Exercise directions: Produce an exact transcription of the listing below, omitting the pictures.

(Stored data)
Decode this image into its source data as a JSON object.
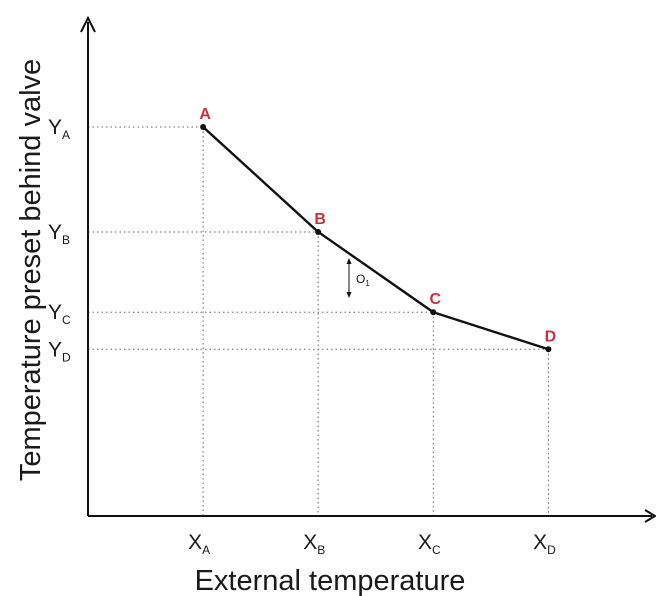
{
  "chart_data": {
    "type": "line",
    "xlabel": "External temperature",
    "ylabel": "Temperature preset behind valve",
    "x_ticks": [
      {
        "main": "X",
        "sub": "A"
      },
      {
        "main": "X",
        "sub": "B"
      },
      {
        "main": "X",
        "sub": "C"
      },
      {
        "main": "X",
        "sub": "D"
      }
    ],
    "y_ticks": [
      {
        "main": "Y",
        "sub": "A"
      },
      {
        "main": "Y",
        "sub": "B"
      },
      {
        "main": "Y",
        "sub": "C"
      },
      {
        "main": "Y",
        "sub": "D"
      }
    ],
    "points": [
      {
        "label": "A",
        "x": 1,
        "y": 6.3
      },
      {
        "label": "B",
        "x": 2,
        "y": 4.6
      },
      {
        "label": "C",
        "x": 3,
        "y": 3.3
      },
      {
        "label": "D",
        "x": 4,
        "y": 2.7
      }
    ],
    "xlim": [
      0,
      4.9
    ],
    "ylim": [
      0,
      8.0
    ],
    "annotation": {
      "main": "O",
      "sub": "1"
    },
    "grid": false,
    "colors": {
      "line": "#111111",
      "point_label": "#c8323c",
      "axis": "#111111"
    }
  }
}
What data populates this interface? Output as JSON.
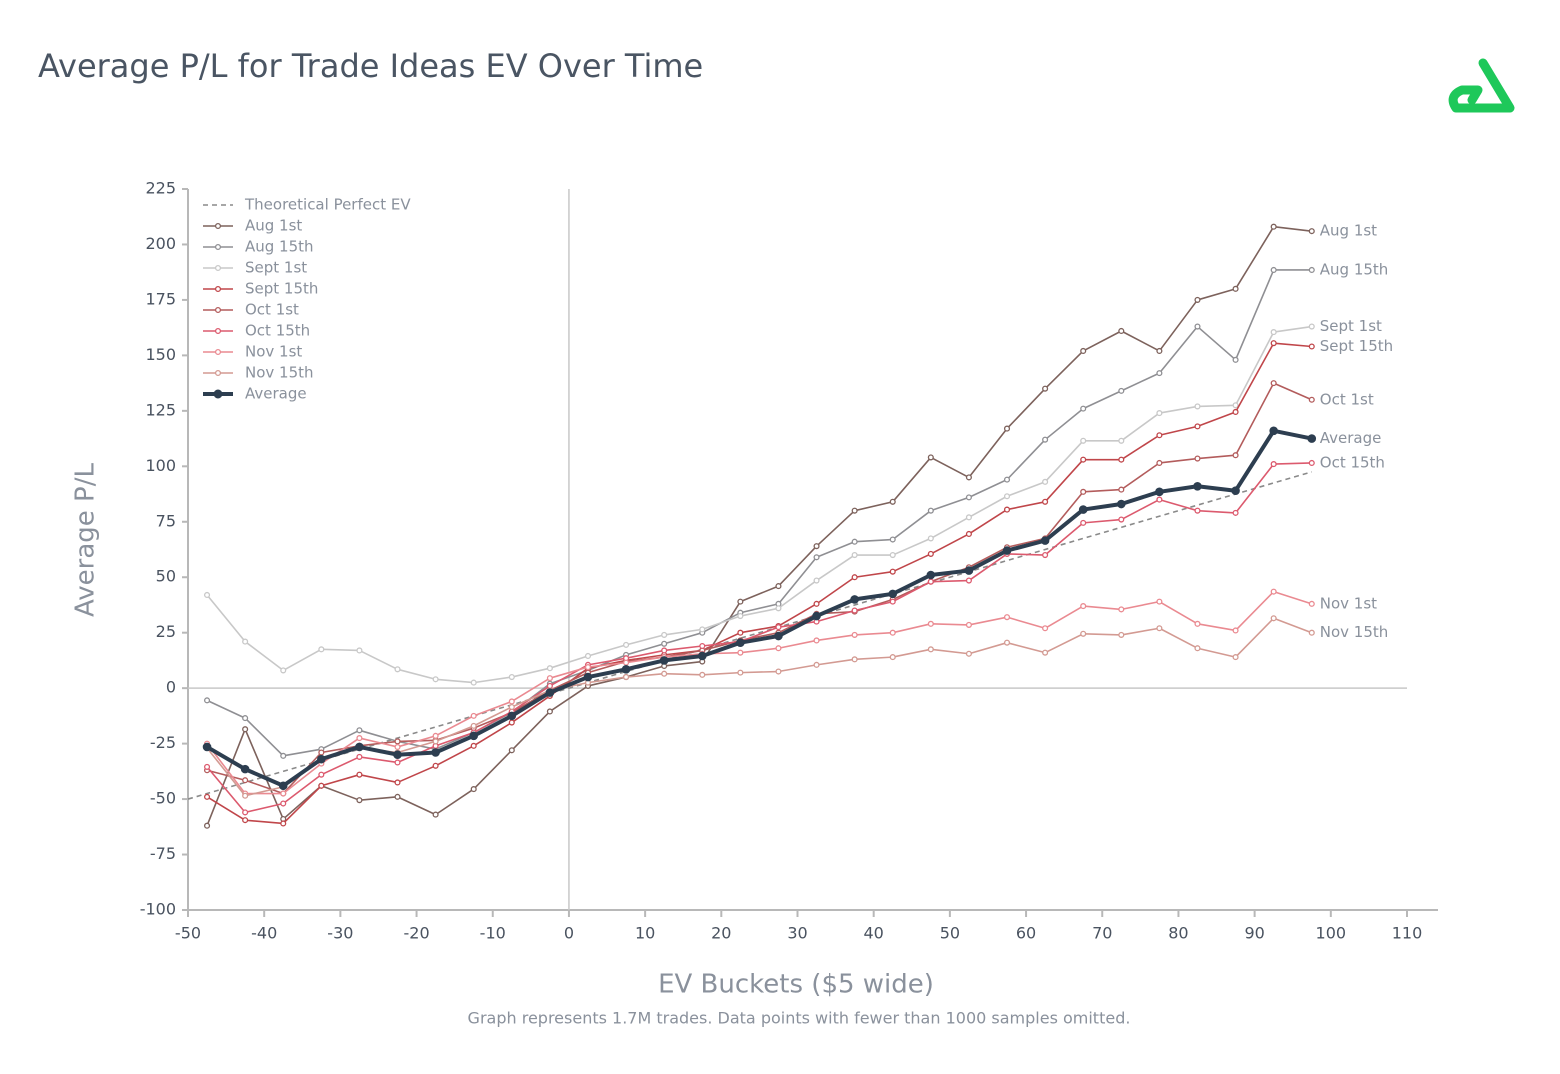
{
  "chart_data": {
    "type": "line",
    "title": "Average P/L for Trade Ideas EV Over Time",
    "x_label": "EV Buckets ($5 wide)",
    "y_label": "Average P/L",
    "footnote": "Graph represents 1.7M trades. Data points with fewer than 1000 samples omitted.",
    "legend": "upper left",
    "markers": true,
    "xlim": [
      -50,
      110
    ],
    "ylim": [
      -100,
      225
    ],
    "xticks": [
      -50,
      -40,
      -30,
      -20,
      -10,
      0,
      10,
      20,
      30,
      40,
      50,
      60,
      70,
      80,
      90,
      100,
      110
    ],
    "yticks": [
      -100,
      -75,
      -50,
      -25,
      0,
      25,
      50,
      75,
      100,
      125,
      150,
      175,
      200,
      225
    ],
    "x": [
      -47.5,
      -42.5,
      -37.5,
      -32.5,
      -27.5,
      -22.5,
      -17.5,
      -12.5,
      -7.5,
      -2.5,
      2.5,
      7.5,
      12.5,
      17.5,
      22.5,
      27.5,
      32.5,
      37.5,
      42.5,
      47.5,
      52.5,
      57.5,
      62.5,
      67.5,
      72.5,
      77.5,
      82.5,
      87.5,
      92.5,
      97.5
    ],
    "series": [
      {
        "name": "Theoretical Perfect EV",
        "color": "#8a8a8a",
        "dashed": true,
        "x": [
          -50,
          97.5
        ],
        "values": [
          -50,
          97.5
        ]
      },
      {
        "name": "Aug 1st",
        "color": "#7d625c",
        "values": [
          -62,
          -18.5,
          -59,
          -44,
          -50.5,
          -49,
          -57,
          -45.5,
          -28,
          -10.5,
          1,
          5,
          10,
          12,
          39,
          46,
          64,
          80,
          84,
          104,
          95,
          117,
          135,
          152,
          161,
          152,
          175,
          180,
          208,
          206
        ]
      },
      {
        "name": "Aug 15th",
        "color": "#8f8f93",
        "values": [
          -5.5,
          -13.5,
          -30.5,
          -27.5,
          -19,
          -24,
          -27.5,
          -20,
          -11,
          2,
          8,
          15,
          20,
          25,
          34,
          38,
          59,
          66,
          67,
          80,
          86,
          94,
          112,
          126,
          134,
          142,
          163,
          148,
          188.5,
          188.5
        ]
      },
      {
        "name": "Sept 1st",
        "color": "#c8c8c8",
        "values": [
          42,
          21,
          8,
          17.5,
          17,
          8.5,
          4,
          2.5,
          5,
          9,
          14.5,
          19.5,
          24,
          26.5,
          32.5,
          36,
          48.5,
          60,
          60,
          67.5,
          77,
          86.5,
          93,
          111.5,
          111.5,
          124,
          127,
          127.5,
          160.5,
          163
        ]
      },
      {
        "name": "Sept 15th",
        "color": "#c0464a",
        "values": [
          -49,
          -59.5,
          -61,
          -44,
          -39,
          -42.5,
          -35,
          -26,
          -15.5,
          -3.5,
          9,
          12.5,
          15,
          17,
          25,
          28,
          38,
          50,
          52.5,
          60.5,
          69.5,
          80.5,
          84,
          103,
          103,
          114,
          118,
          124.5,
          155.5,
          154
        ]
      },
      {
        "name": "Oct 1st",
        "color": "#b35c5c",
        "values": [
          -37,
          -41.5,
          -47.5,
          -29,
          -26,
          -24,
          -23.5,
          -18,
          -11,
          -1,
          7,
          12,
          14,
          17,
          21.5,
          25,
          33.5,
          34.5,
          40,
          48,
          54.5,
          63.5,
          67.5,
          88.5,
          89.5,
          101.5,
          103.5,
          105,
          137.5,
          130
        ]
      },
      {
        "name": "Oct 15th",
        "color": "#dc5a6e",
        "values": [
          -35.5,
          -56,
          -52,
          -39,
          -31,
          -33.5,
          -26,
          -20,
          -10.5,
          1,
          10.5,
          13.5,
          17,
          19,
          21,
          27.5,
          30,
          35,
          39,
          48,
          48.5,
          60.5,
          60,
          74.5,
          76,
          85,
          80,
          79,
          101,
          101.5
        ]
      },
      {
        "name": "Nov 1st",
        "color": "#ea8a91",
        "values": [
          -25,
          -47.5,
          -47.5,
          -34,
          -22.5,
          -26.5,
          -21.5,
          -12.5,
          -6,
          4.5,
          9.5,
          11.5,
          14,
          15.5,
          16,
          18,
          21.5,
          24,
          25,
          29,
          28.5,
          32,
          27,
          37,
          35.5,
          39,
          29,
          26,
          43.5,
          38
        ]
      },
      {
        "name": "Nov 15th",
        "color": "#d39a92",
        "values": [
          -27,
          -48.5,
          -44.5,
          -32.5,
          -27,
          -29,
          -24,
          -17,
          -8.5,
          -1,
          2.5,
          5,
          6.5,
          6,
          7,
          7.5,
          10.5,
          13,
          14,
          17.5,
          15.5,
          20.5,
          16,
          24.5,
          24,
          27,
          18,
          14,
          31.5,
          25
        ]
      },
      {
        "name": "Average",
        "color": "#2d3e50",
        "bold": true,
        "values": [
          -26.5,
          -36.5,
          -44,
          -32,
          -26.5,
          -30,
          -29,
          -21.5,
          -12.5,
          -2,
          5,
          8.5,
          12.5,
          14.5,
          20.5,
          23.5,
          32.5,
          40,
          42.5,
          51,
          53,
          62,
          66.5,
          80.5,
          83,
          88.5,
          91,
          89,
          116,
          112.5
        ]
      }
    ]
  }
}
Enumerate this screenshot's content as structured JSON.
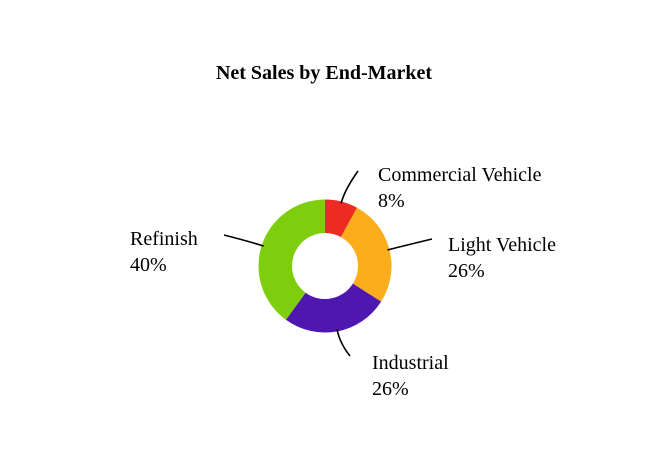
{
  "chart_data": {
    "type": "pie",
    "donut": true,
    "title": "Net Sales by End-Market",
    "slices": [
      {
        "label": "Commercial Vehicle",
        "value": 8,
        "value_label": "8%",
        "color": "#ee2a24"
      },
      {
        "label": "Light Vehicle",
        "value": 26,
        "value_label": "26%",
        "color": "#fcad1c"
      },
      {
        "label": "Industrial",
        "value": 26,
        "value_label": "26%",
        "color": "#4d17b0"
      },
      {
        "label": "Refinish",
        "value": 40,
        "value_label": "40%",
        "color": "#7ece0d"
      }
    ],
    "start_angle": "12 o'clock",
    "direction": "clockwise",
    "legend": "none"
  }
}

Task answer:
Decode this image into its source data as a JSON object.
{
  "chart_data": {
    "type": "line",
    "xlabel": "External temperature",
    "ylabel": "Temperature preset behind valve",
    "x_ticks": [
      {
        "main": "X",
        "sub": "A"
      },
      {
        "main": "X",
        "sub": "B"
      },
      {
        "main": "X",
        "sub": "C"
      },
      {
        "main": "X",
        "sub": "D"
      }
    ],
    "y_ticks": [
      {
        "main": "Y",
        "sub": "A"
      },
      {
        "main": "Y",
        "sub": "B"
      },
      {
        "main": "Y",
        "sub": "C"
      },
      {
        "main": "Y",
        "sub": "D"
      }
    ],
    "points": [
      {
        "label": "A",
        "x": 1,
        "y": 6.3
      },
      {
        "label": "B",
        "x": 2,
        "y": 4.6
      },
      {
        "label": "C",
        "x": 3,
        "y": 3.3
      },
      {
        "label": "D",
        "x": 4,
        "y": 2.7
      }
    ],
    "xlim": [
      0,
      4.9
    ],
    "ylim": [
      0,
      8.0
    ],
    "annotation": {
      "main": "O",
      "sub": "1"
    },
    "grid": false,
    "colors": {
      "line": "#111111",
      "point_label": "#c8323c",
      "axis": "#111111"
    }
  }
}
What data populates this interface? Output as JSON.
{
  "chart_data": {
    "type": "line",
    "title": "Average P/L for Trade Ideas EV Over Time",
    "x_label": "EV Buckets ($5 wide)",
    "y_label": "Average P/L",
    "footnote": "Graph represents 1.7M trades. Data points with fewer than 1000 samples omitted.",
    "legend": "upper left",
    "markers": true,
    "xlim": [
      -50,
      110
    ],
    "ylim": [
      -100,
      225
    ],
    "xticks": [
      -50,
      -40,
      -30,
      -20,
      -10,
      0,
      10,
      20,
      30,
      40,
      50,
      60,
      70,
      80,
      90,
      100,
      110
    ],
    "yticks": [
      -100,
      -75,
      -50,
      -25,
      0,
      25,
      50,
      75,
      100,
      125,
      150,
      175,
      200,
      225
    ],
    "x": [
      -47.5,
      -42.5,
      -37.5,
      -32.5,
      -27.5,
      -22.5,
      -17.5,
      -12.5,
      -7.5,
      -2.5,
      2.5,
      7.5,
      12.5,
      17.5,
      22.5,
      27.5,
      32.5,
      37.5,
      42.5,
      47.5,
      52.5,
      57.5,
      62.5,
      67.5,
      72.5,
      77.5,
      82.5,
      87.5,
      92.5,
      97.5
    ],
    "series": [
      {
        "name": "Theoretical Perfect EV",
        "color": "#8a8a8a",
        "dashed": true,
        "x": [
          -50,
          97.5
        ],
        "values": [
          -50,
          97.5
        ]
      },
      {
        "name": "Aug 1st",
        "color": "#7d625c",
        "values": [
          -62,
          -18.5,
          -59,
          -44,
          -50.5,
          -49,
          -57,
          -45.5,
          -28,
          -10.5,
          1,
          5,
          10,
          12,
          39,
          46,
          64,
          80,
          84,
          104,
          95,
          117,
          135,
          152,
          161,
          152,
          175,
          180,
          208,
          206
        ]
      },
      {
        "name": "Aug 15th",
        "color": "#8f8f93",
        "values": [
          -5.5,
          -13.5,
          -30.5,
          -27.5,
          -19,
          -24,
          -27.5,
          -20,
          -11,
          2,
          8,
          15,
          20,
          25,
          34,
          38,
          59,
          66,
          67,
          80,
          86,
          94,
          112,
          126,
          134,
          142,
          163,
          148,
          188.5,
          188.5
        ]
      },
      {
        "name": "Sept 1st",
        "color": "#c8c8c8",
        "values": [
          42,
          21,
          8,
          17.5,
          17,
          8.5,
          4,
          2.5,
          5,
          9,
          14.5,
          19.5,
          24,
          26.5,
          32.5,
          36,
          48.5,
          60,
          60,
          67.5,
          77,
          86.5,
          93,
          111.5,
          111.5,
          124,
          127,
          127.5,
          160.5,
          163
        ]
      },
      {
        "name": "Sept 15th",
        "color": "#c0464a",
        "values": [
          -49,
          -59.5,
          -61,
          -44,
          -39,
          -42.5,
          -35,
          -26,
          -15.5,
          -3.5,
          9,
          12.5,
          15,
          17,
          25,
          28,
          38,
          50,
          52.5,
          60.5,
          69.5,
          80.5,
          84,
          103,
          103,
          114,
          118,
          124.5,
          155.5,
          154
        ]
      },
      {
        "name": "Oct 1st",
        "color": "#b35c5c",
        "values": [
          -37,
          -41.5,
          -47.5,
          -29,
          -26,
          -24,
          -23.5,
          -18,
          -11,
          -1,
          7,
          12,
          14,
          17,
          21.5,
          25,
          33.5,
          34.5,
          40,
          48,
          54.5,
          63.5,
          67.5,
          88.5,
          89.5,
          101.5,
          103.5,
          105,
          137.5,
          130
        ]
      },
      {
        "name": "Oct 15th",
        "color": "#dc5a6e",
        "values": [
          -35.5,
          -56,
          -52,
          -39,
          -31,
          -33.5,
          -26,
          -20,
          -10.5,
          1,
          10.5,
          13.5,
          17,
          19,
          21,
          27.5,
          30,
          35,
          39,
          48,
          48.5,
          60.5,
          60,
          74.5,
          76,
          85,
          80,
          79,
          101,
          101.5
        ]
      },
      {
        "name": "Nov 1st",
        "color": "#ea8a91",
        "values": [
          -25,
          -47.5,
          -47.5,
          -34,
          -22.5,
          -26.5,
          -21.5,
          -12.5,
          -6,
          4.5,
          9.5,
          11.5,
          14,
          15.5,
          16,
          18,
          21.5,
          24,
          25,
          29,
          28.5,
          32,
          27,
          37,
          35.5,
          39,
          29,
          26,
          43.5,
          38
        ]
      },
      {
        "name": "Nov 15th",
        "color": "#d39a92",
        "values": [
          -27,
          -48.5,
          -44.5,
          -32.5,
          -27,
          -29,
          -24,
          -17,
          -8.5,
          -1,
          2.5,
          5,
          6.5,
          6,
          7,
          7.5,
          10.5,
          13,
          14,
          17.5,
          15.5,
          20.5,
          16,
          24.5,
          24,
          27,
          18,
          14,
          31.5,
          25
        ]
      },
      {
        "name": "Average",
        "color": "#2d3e50",
        "bold": true,
        "values": [
          -26.5,
          -36.5,
          -44,
          -32,
          -26.5,
          -30,
          -29,
          -21.5,
          -12.5,
          -2,
          5,
          8.5,
          12.5,
          14.5,
          20.5,
          23.5,
          32.5,
          40,
          42.5,
          51,
          53,
          62,
          66.5,
          80.5,
          83,
          88.5,
          91,
          89,
          116,
          112.5
        ]
      }
    ]
  }
}
Enumerate this screenshot's content as structured JSON.
{
  "chart_data": {
    "type": "pie",
    "donut": true,
    "title": "Net Sales by End-Market",
    "slices": [
      {
        "label": "Commercial Vehicle",
        "value": 8,
        "value_label": "8%",
        "color": "#ee2a24"
      },
      {
        "label": "Light Vehicle",
        "value": 26,
        "value_label": "26%",
        "color": "#fcad1c"
      },
      {
        "label": "Industrial",
        "value": 26,
        "value_label": "26%",
        "color": "#4d17b0"
      },
      {
        "label": "Refinish",
        "value": 40,
        "value_label": "40%",
        "color": "#7ece0d"
      }
    ],
    "start_angle": "12 o'clock",
    "direction": "clockwise",
    "legend": "none"
  }
}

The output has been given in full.